DO THIS: Of all the lines in the material, how many include the word "oliy"? Reply with the number alone.

----------------

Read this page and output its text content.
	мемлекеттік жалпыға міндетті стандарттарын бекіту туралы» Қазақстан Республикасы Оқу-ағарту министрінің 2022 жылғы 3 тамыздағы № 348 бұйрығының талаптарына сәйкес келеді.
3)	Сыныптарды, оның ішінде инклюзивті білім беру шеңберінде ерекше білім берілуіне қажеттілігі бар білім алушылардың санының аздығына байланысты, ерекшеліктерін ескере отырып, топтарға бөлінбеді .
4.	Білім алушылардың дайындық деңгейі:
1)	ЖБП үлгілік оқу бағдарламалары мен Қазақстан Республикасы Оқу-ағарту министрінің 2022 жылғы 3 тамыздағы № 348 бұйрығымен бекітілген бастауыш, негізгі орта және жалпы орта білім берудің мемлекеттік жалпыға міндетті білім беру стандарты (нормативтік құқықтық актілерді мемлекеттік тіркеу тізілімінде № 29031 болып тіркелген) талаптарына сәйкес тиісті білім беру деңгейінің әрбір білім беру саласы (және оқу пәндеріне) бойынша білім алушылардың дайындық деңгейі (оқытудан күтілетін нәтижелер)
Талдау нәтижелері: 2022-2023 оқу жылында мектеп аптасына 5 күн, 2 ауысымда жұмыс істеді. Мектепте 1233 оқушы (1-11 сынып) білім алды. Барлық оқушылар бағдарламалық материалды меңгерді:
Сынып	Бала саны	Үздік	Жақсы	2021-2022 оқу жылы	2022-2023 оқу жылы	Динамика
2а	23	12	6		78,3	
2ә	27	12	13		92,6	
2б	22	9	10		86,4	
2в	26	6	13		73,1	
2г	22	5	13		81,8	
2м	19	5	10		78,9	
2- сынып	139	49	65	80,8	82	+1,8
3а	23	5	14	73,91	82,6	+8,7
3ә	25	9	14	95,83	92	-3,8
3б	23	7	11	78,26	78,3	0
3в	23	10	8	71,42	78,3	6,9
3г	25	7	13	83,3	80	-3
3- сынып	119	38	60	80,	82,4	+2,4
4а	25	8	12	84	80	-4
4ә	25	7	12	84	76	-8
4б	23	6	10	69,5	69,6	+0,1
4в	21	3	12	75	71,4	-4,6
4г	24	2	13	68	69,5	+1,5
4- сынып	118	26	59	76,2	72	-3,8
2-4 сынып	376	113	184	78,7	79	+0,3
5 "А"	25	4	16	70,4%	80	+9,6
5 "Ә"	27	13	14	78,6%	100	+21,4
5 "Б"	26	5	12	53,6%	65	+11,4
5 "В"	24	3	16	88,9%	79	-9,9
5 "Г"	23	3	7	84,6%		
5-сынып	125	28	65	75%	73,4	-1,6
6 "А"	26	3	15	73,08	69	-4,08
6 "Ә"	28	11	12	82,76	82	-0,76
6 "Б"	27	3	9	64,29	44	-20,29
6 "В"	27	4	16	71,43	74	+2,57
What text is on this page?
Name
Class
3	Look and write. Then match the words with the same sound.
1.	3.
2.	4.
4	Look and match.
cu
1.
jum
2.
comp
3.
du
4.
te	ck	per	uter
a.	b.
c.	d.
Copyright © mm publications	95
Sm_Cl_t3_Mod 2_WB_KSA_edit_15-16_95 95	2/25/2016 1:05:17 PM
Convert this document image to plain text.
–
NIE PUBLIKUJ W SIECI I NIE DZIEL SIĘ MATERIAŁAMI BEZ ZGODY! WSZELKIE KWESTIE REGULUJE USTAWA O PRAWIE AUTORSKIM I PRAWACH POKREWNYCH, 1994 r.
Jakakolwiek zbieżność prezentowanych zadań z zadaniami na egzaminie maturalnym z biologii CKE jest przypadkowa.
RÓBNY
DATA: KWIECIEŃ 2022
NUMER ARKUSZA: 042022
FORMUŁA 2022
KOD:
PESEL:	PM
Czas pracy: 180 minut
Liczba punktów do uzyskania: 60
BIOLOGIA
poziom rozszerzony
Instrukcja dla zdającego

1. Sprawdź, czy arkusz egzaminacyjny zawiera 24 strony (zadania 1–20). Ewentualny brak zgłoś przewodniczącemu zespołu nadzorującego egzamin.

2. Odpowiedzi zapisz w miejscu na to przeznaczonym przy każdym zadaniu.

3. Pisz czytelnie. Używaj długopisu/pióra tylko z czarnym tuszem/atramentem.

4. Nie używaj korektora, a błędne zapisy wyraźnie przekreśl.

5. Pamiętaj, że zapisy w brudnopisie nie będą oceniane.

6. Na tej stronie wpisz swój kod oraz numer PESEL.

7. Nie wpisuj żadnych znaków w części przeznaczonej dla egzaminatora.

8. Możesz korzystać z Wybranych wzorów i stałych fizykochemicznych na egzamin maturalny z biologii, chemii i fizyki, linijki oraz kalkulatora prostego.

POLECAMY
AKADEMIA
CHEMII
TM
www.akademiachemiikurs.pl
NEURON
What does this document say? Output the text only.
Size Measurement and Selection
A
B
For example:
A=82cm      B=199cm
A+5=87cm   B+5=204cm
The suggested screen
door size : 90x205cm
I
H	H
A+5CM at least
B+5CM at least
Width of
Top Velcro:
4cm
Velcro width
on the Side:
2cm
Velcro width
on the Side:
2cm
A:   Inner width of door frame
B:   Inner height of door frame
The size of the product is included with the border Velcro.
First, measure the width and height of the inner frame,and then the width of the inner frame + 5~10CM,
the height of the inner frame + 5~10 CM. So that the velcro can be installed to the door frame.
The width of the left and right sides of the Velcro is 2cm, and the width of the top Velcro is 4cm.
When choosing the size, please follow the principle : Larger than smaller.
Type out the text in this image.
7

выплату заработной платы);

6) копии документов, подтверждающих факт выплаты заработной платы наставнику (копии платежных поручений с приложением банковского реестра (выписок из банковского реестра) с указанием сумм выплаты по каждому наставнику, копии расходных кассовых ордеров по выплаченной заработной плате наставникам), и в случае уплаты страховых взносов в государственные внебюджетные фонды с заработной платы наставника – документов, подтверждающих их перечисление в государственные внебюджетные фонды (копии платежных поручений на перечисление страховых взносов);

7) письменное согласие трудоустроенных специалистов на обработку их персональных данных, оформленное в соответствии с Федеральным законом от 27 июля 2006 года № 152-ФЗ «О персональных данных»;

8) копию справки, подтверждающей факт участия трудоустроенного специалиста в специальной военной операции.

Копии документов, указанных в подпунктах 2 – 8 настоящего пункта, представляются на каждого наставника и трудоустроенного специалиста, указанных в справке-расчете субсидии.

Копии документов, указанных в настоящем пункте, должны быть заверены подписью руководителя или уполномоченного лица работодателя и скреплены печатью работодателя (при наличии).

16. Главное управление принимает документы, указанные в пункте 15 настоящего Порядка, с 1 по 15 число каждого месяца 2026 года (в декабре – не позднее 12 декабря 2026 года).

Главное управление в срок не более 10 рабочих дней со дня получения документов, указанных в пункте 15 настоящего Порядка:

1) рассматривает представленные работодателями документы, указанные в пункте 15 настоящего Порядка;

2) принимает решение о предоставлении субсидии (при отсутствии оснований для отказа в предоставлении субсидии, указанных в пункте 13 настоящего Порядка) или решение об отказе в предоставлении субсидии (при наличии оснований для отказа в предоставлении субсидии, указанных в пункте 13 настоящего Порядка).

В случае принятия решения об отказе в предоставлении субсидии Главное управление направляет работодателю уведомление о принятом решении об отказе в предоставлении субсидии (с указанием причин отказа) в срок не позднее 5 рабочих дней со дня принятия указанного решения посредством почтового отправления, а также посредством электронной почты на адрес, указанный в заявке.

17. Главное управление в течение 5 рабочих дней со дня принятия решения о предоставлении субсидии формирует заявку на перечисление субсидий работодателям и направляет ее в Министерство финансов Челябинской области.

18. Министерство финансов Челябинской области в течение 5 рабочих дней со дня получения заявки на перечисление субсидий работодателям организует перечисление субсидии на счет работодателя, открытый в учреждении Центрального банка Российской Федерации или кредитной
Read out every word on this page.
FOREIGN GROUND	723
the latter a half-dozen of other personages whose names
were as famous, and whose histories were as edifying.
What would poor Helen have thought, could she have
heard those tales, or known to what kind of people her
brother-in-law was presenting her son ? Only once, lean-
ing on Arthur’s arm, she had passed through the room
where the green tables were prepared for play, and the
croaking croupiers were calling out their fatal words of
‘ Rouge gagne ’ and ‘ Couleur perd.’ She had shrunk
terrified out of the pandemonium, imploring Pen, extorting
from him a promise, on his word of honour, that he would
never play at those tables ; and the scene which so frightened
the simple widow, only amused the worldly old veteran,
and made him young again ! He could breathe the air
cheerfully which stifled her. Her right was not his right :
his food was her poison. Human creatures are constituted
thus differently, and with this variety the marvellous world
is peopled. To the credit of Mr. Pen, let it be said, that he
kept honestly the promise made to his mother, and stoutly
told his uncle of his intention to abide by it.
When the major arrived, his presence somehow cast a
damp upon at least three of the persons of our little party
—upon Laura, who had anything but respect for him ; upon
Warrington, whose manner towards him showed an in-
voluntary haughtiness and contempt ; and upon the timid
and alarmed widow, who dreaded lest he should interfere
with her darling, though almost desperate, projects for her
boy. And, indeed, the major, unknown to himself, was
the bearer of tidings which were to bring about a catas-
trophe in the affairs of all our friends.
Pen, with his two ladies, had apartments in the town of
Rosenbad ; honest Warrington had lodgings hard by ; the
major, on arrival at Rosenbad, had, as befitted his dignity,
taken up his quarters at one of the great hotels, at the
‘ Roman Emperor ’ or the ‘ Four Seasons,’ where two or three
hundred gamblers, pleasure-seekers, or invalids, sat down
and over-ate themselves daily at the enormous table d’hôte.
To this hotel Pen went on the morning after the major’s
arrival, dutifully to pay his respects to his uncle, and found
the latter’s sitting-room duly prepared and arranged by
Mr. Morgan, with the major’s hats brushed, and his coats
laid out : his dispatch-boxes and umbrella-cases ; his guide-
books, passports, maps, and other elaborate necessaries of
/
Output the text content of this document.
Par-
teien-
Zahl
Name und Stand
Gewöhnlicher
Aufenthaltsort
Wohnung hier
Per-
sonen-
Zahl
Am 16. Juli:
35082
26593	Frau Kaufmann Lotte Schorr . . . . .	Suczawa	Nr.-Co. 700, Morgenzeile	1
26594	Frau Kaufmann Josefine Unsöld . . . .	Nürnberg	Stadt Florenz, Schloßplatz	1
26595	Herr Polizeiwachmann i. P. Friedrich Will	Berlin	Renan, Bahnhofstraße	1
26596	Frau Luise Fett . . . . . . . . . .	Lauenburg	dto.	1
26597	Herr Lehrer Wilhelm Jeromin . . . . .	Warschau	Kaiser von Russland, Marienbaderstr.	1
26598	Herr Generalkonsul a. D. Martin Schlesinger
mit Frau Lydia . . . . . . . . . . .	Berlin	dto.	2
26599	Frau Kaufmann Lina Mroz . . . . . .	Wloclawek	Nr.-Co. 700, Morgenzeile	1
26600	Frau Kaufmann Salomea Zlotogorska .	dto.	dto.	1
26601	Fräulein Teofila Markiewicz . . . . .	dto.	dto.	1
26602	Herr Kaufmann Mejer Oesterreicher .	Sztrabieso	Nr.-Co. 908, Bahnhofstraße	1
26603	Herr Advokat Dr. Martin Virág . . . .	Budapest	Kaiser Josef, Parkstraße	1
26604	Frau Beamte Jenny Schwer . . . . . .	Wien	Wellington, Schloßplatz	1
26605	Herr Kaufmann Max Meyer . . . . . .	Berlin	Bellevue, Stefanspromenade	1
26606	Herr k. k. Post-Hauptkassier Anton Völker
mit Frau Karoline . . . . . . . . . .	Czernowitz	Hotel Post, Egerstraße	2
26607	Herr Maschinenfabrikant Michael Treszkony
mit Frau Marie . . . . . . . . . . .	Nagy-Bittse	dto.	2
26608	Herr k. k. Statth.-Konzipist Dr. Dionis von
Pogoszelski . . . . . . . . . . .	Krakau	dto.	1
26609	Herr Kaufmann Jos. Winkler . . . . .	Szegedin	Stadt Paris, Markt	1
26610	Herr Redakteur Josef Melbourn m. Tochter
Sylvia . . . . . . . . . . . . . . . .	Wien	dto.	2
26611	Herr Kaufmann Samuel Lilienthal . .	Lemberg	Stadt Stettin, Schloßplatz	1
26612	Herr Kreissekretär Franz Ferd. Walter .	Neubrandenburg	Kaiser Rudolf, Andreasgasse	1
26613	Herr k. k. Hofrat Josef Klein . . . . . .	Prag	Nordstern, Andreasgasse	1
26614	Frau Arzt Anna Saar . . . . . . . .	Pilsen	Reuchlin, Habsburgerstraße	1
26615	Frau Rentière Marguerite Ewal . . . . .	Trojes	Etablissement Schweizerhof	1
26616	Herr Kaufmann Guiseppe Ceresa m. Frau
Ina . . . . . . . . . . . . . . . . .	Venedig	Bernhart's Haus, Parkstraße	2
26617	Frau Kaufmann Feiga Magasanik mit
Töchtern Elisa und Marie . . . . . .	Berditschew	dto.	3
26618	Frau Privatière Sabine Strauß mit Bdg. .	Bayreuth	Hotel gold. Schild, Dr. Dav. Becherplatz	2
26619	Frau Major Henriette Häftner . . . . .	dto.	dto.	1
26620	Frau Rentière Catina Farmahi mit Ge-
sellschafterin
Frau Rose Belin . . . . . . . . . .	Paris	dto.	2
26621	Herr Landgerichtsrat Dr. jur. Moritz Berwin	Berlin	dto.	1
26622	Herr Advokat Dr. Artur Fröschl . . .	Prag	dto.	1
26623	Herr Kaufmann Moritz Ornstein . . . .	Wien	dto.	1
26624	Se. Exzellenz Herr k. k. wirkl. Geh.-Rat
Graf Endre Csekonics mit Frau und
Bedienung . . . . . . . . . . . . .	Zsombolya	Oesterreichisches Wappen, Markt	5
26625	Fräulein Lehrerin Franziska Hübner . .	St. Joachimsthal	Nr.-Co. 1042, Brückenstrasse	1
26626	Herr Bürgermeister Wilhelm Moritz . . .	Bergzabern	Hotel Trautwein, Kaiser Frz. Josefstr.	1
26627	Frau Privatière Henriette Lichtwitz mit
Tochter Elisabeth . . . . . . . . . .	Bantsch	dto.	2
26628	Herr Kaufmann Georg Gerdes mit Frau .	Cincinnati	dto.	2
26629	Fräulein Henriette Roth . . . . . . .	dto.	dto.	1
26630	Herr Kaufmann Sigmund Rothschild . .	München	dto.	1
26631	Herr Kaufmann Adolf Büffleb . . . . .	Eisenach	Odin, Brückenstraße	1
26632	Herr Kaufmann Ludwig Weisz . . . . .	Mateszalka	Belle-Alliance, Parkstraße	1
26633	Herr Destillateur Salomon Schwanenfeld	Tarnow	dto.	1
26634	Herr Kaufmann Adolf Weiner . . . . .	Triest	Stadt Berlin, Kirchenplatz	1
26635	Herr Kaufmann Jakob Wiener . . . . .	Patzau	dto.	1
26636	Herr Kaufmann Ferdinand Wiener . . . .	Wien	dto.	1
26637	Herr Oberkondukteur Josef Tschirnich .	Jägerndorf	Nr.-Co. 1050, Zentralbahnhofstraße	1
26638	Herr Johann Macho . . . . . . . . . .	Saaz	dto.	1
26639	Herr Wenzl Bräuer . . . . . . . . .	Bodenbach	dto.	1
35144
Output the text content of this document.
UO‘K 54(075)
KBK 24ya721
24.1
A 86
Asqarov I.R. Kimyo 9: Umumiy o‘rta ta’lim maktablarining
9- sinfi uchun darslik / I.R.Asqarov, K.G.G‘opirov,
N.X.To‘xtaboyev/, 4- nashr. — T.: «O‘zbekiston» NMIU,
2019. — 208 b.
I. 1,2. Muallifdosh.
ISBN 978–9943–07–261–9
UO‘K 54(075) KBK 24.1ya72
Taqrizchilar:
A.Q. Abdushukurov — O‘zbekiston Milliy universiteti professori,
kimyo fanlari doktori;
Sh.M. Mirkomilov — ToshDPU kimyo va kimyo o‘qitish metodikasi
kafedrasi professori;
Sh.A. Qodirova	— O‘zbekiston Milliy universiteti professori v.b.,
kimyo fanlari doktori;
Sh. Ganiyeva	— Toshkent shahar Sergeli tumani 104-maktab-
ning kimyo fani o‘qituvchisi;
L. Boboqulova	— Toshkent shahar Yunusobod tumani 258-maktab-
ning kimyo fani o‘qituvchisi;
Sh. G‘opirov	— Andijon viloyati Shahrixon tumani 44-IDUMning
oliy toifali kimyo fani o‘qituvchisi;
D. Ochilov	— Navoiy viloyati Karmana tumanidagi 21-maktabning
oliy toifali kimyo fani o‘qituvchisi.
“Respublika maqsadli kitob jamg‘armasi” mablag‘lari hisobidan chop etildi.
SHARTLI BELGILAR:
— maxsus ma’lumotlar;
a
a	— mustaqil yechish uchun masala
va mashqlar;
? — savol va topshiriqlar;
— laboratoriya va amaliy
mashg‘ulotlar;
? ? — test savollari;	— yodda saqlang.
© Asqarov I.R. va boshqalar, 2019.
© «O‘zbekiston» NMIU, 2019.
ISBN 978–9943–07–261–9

----------------

ANSWER TO THIS TASK: 2